> [Aim of the task] Rewrite every line of the rows below as a Markdown table with two columns, Number and Row line, leaving out blank lines. Omit the pictures from your answer.

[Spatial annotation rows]
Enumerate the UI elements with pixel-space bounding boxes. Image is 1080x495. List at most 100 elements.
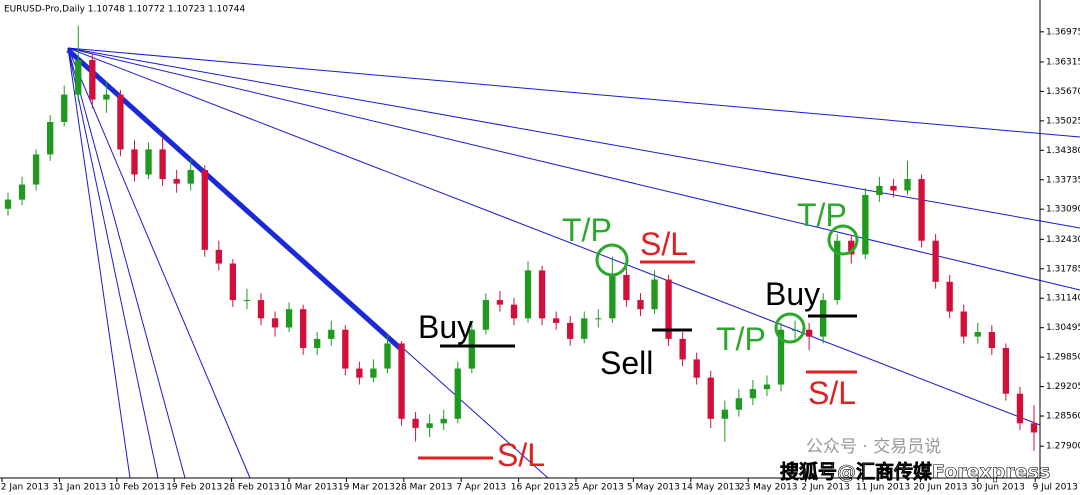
candle-body [187, 169, 194, 184]
x-tick-label: 10 Mar 2013 [280, 483, 337, 493]
candle-body [524, 270, 532, 319]
candle-body [131, 149, 138, 175]
candle-body [707, 377, 714, 419]
candle-body [89, 59, 96, 100]
candle-body [960, 311, 967, 337]
candle-body [201, 169, 208, 250]
candle-body [18, 184, 26, 200]
y-tick-label: 1.33090 [1046, 205, 1080, 215]
y-tick-label: 1.30495 [1046, 323, 1080, 333]
x-tick-label: 23 May 2013 [739, 483, 798, 493]
candle-body [342, 329, 349, 369]
x-tick-label: 11 Jun 2013 [856, 483, 910, 493]
candle-body [426, 423, 433, 428]
candle-body [609, 274, 616, 319]
y-tick-label: 1.36315 [1046, 57, 1080, 67]
candle-body [32, 154, 40, 185]
candles [4, 25, 1038, 451]
annotation: T/P [797, 197, 847, 233]
x-tick-label: 19 Mar 2013 [338, 483, 395, 493]
x-tick-label: 20 Jun 2013 [913, 483, 967, 493]
candle-body [595, 318, 602, 320]
candle-body [623, 274, 630, 301]
fan-line [67, 47, 1041, 426]
candle-body [356, 368, 363, 378]
y-tick-label: 1.34380 [1046, 146, 1080, 156]
fan-lines [66, 47, 1080, 479]
annotation: S/L [640, 226, 688, 262]
candle-body [215, 249, 222, 264]
candle-body [440, 418, 447, 424]
y-tick-label: 1.35670 [1046, 87, 1080, 97]
candle-body [988, 332, 995, 349]
annotation: Sell [600, 345, 653, 381]
fan-line [67, 47, 131, 479]
candle-body [173, 179, 180, 184]
candle-body [4, 199, 12, 209]
fan-line [67, 47, 1080, 291]
y-tick-label: 1.29850 [1046, 353, 1080, 363]
candle-body [791, 329, 799, 331]
candle-body [805, 329, 813, 337]
x-tick-label: 22 Jan 2013 [0, 483, 49, 493]
tp-circle [595, 243, 629, 277]
candle-body [496, 300, 504, 305]
annotation: S/L [497, 437, 545, 473]
y-tick-label: 1.27900 [1046, 442, 1080, 452]
candle-body [651, 279, 658, 310]
annotation: T/P [716, 321, 766, 357]
candle-body [538, 270, 546, 319]
annotation: T/P [562, 212, 612, 248]
candle-body [328, 329, 335, 339]
candle-body [777, 329, 785, 385]
candle-body [1016, 393, 1024, 424]
x-tick-label: 7 Apr 2013 [456, 483, 506, 493]
x-tick-label: 19 Feb 2013 [166, 483, 222, 493]
candle-body [468, 329, 475, 369]
candle-body [510, 304, 518, 319]
annotation: Buy [418, 309, 473, 345]
candle-body [552, 318, 560, 323]
candle-body [848, 240, 855, 255]
candle-body [974, 332, 981, 337]
fan-line [67, 47, 159, 479]
candle-body [932, 240, 939, 282]
candle-body [257, 300, 265, 319]
y-tick-label: 1.28560 [1046, 412, 1080, 422]
x-tick-label: 14 May 2013 [681, 483, 740, 493]
candle-body [370, 368, 377, 378]
y-tick-label: 1.31140 [1046, 294, 1080, 304]
candle-body [735, 398, 743, 410]
x-tick-label: 9 Jul 2013 [1033, 483, 1078, 493]
candle-body [117, 94, 124, 150]
candle-body [820, 300, 827, 337]
x-tick-label: 25 Apr 2013 [568, 483, 624, 493]
candle-body [61, 94, 68, 122]
levels [418, 224, 859, 460]
trend-line [66, 48, 404, 352]
candle-body [47, 121, 54, 155]
candle-body [285, 309, 293, 328]
y-tick-label: 1.31785 [1046, 264, 1080, 274]
candle-body [679, 338, 686, 360]
candle-body [229, 263, 237, 301]
fan-line [67, 47, 1080, 138]
x-tick-label: 31 Jan 2013 [52, 483, 106, 493]
fan-line [67, 47, 251, 479]
x-tick-label: 2 Jun 2013 [801, 483, 849, 493]
candle-body [567, 322, 574, 339]
candle-body [876, 185, 883, 196]
candle-body [693, 359, 700, 378]
candle-body [581, 318, 588, 339]
fan-line [67, 47, 1080, 229]
y-tick-label: 1.32430 [1046, 235, 1080, 245]
candle-body [398, 343, 405, 419]
watermark: 公众号 · 交易员说 [806, 437, 941, 457]
candle-body [665, 279, 672, 339]
candle-body [749, 389, 757, 399]
watermark: 搜狐号@汇商传媒Forexpress [780, 460, 1050, 483]
x-tick-label: 10 Feb 2013 [109, 483, 165, 493]
candle-body [763, 384, 771, 390]
tp-circle [827, 224, 859, 256]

> [Expected answer]
| Number | Row line |
|---|---|
| 1 | Enumerate the UI elements with pixel-space bounding boxes. Image is 1080x495. List at most 100 elements. |
| 2 | candle-body [187, 169, 194, 184] |
| 3 | x-tick-label: 10 Mar 2013 [280, 483, 337, 493] |
| 4 | candle-body [524, 270, 532, 319] |
| 5 | candle-body [131, 149, 138, 175] |
| 6 | candle-body [707, 377, 714, 419] |
| 7 | candle-body [89, 59, 96, 100] |
| 8 | candle-body [960, 311, 967, 337] |
| 9 | candle-body [201, 169, 208, 250] |
| 10 | candle-body [18, 184, 26, 200] |
| 11 | y-tick-label: 1.33090 [1046, 205, 1080, 215] |
| 12 | y-tick-label: 1.30495 [1046, 323, 1080, 333] |
| 13 | x-tick-label: 23 May 2013 [739, 483, 798, 493] |
| 14 | candle-body [342, 329, 349, 369] |
| 15 | x-tick-label: 11 Jun 2013 [856, 483, 910, 493] |
| 16 | candle-body [426, 423, 433, 428] |
| 17 | candle-body [609, 274, 616, 319] |
| 18 | y-tick-label: 1.36315 [1046, 57, 1080, 67] |
| 19 | candle-body [32, 154, 40, 185] |
| 20 | candles [4, 25, 1038, 451] |
| 21 | annotation: T/P [797, 197, 847, 233] |
| 22 | x-tick-label: 19 Mar 2013 [338, 483, 395, 493] |
| 23 | x-tick-label: 20 Jun 2013 [913, 483, 967, 493] |
| 24 | candle-body [595, 318, 602, 320] |
| 25 | candle-body [623, 274, 630, 301] |
| 26 | fan-line [67, 47, 1041, 426] |
| 27 | candle-body [356, 368, 363, 378] |
| 28 | y-tick-label: 1.34380 [1046, 146, 1080, 156] |
| 29 | fan-lines [66, 47, 1080, 479] |
| 30 | annotation: S/L [640, 226, 688, 262] |
| 31 | candle-body [215, 249, 222, 264] |
| 32 | candle-body [440, 418, 447, 424] |
| 33 | y-tick-label: 1.35670 [1046, 87, 1080, 97] |
| 34 | candle-body [988, 332, 995, 349] |
| 35 | annotation: Sell [600, 345, 653, 381] |
| 36 | fan-line [67, 47, 131, 479] |
| 37 | candle-body [173, 179, 180, 184] |
| 38 | candle-body [4, 199, 12, 209] |
| 39 | fan-line [67, 47, 1080, 291] |
| 40 | y-tick-label: 1.29850 [1046, 353, 1080, 363] |
| 41 | candle-body [791, 329, 799, 331] |
| 42 | candle-body [805, 329, 813, 337] |
| 43 | x-tick-label: 22 Jan 2013 [0, 483, 49, 493] |
| 44 | tp-circle [595, 243, 629, 277] |
| 45 | candle-body [496, 300, 504, 305] |
| 46 | annotation: S/L [497, 437, 545, 473] |
| 47 | y-tick-label: 1.27900 [1046, 442, 1080, 452] |
| 48 | candle-body [651, 279, 658, 310] |
| 49 | annotation: T/P [716, 321, 766, 357] |
| 50 | candle-body [538, 270, 546, 319] |
| 51 | annotation: T/P [562, 212, 612, 248] |
| 52 | candle-body [328, 329, 335, 339] |
| 53 | candle-body [777, 329, 785, 385] |
| 54 | candle-body [1016, 393, 1024, 424] |
| 55 | x-tick-label: 7 Apr 2013 [456, 483, 506, 493] |
| 56 | x-tick-label: 19 Feb 2013 [166, 483, 222, 493] |
| 57 | candle-body [468, 329, 475, 369] |
| 58 | candle-body [510, 304, 518, 319] |
| 59 | annotation: Buy [418, 309, 473, 345] |
| 60 | candle-body [552, 318, 560, 323] |
| 61 | candle-body [848, 240, 855, 255] |
| 62 | candle-body [974, 332, 981, 337] |
| 63 | fan-line [67, 47, 159, 479] |
| 64 | candle-body [932, 240, 939, 282] |
| 65 | candle-body [257, 300, 265, 319] |
| 66 | y-tick-label: 1.28560 [1046, 412, 1080, 422] |
| 67 | x-tick-label: 14 May 2013 [681, 483, 740, 493] |
| 68 | candle-body [370, 368, 377, 378] |
| 69 | y-tick-label: 1.31140 [1046, 294, 1080, 304] |
| 70 | candle-body [735, 398, 743, 410] |
| 71 | x-tick-label: 9 Jul 2013 [1033, 483, 1078, 493] |
| 72 | candle-body [117, 94, 124, 150] |
| 73 | candle-body [820, 300, 827, 337] |
| 74 | x-tick-label: 25 Apr 2013 [568, 483, 624, 493] |
| 75 | candle-body [61, 94, 68, 122] |
| 76 | levels [418, 224, 859, 460] |
| 77 | trend-line [66, 48, 404, 352] |
| 78 | candle-body [47, 121, 54, 155] |
| 79 | candle-body [285, 309, 293, 328] |
| 80 | y-tick-label: 1.31785 [1046, 264, 1080, 274] |
| 81 | candle-body [679, 338, 686, 360] |
| 82 | candle-body [229, 263, 237, 301] |
| 83 | fan-line [67, 47, 1080, 138] |
| 84 | x-tick-label: 31 Jan 2013 [52, 483, 106, 493] |
| 85 | fan-line [67, 47, 251, 479] |
| 86 | x-tick-label: 2 Jun 2013 [801, 483, 849, 493] |
| 87 | candle-body [567, 322, 574, 339] |
| 88 | candle-body [876, 185, 883, 196] |
| 89 | candle-body [693, 359, 700, 378] |
| 90 | candle-body [581, 318, 588, 339] |
| 91 | fan-line [67, 47, 1080, 229] |
| 92 | y-tick-label: 1.32430 [1046, 235, 1080, 245] |
| 93 | candle-body [398, 343, 405, 419] |
| 94 | watermark: 公众号 · 交易员说 [806, 437, 941, 457] |
| 95 | candle-body [665, 279, 672, 339] |
| 96 | candle-body [749, 389, 757, 399] |
| 97 | watermark: 搜狐号@汇商传媒Forexpress [780, 460, 1050, 483] |
| 98 | x-tick-label: 10 Feb 2013 [109, 483, 165, 493] |
| 99 | candle-body [763, 384, 771, 390] |
| 100 | tp-circle [827, 224, 859, 256] |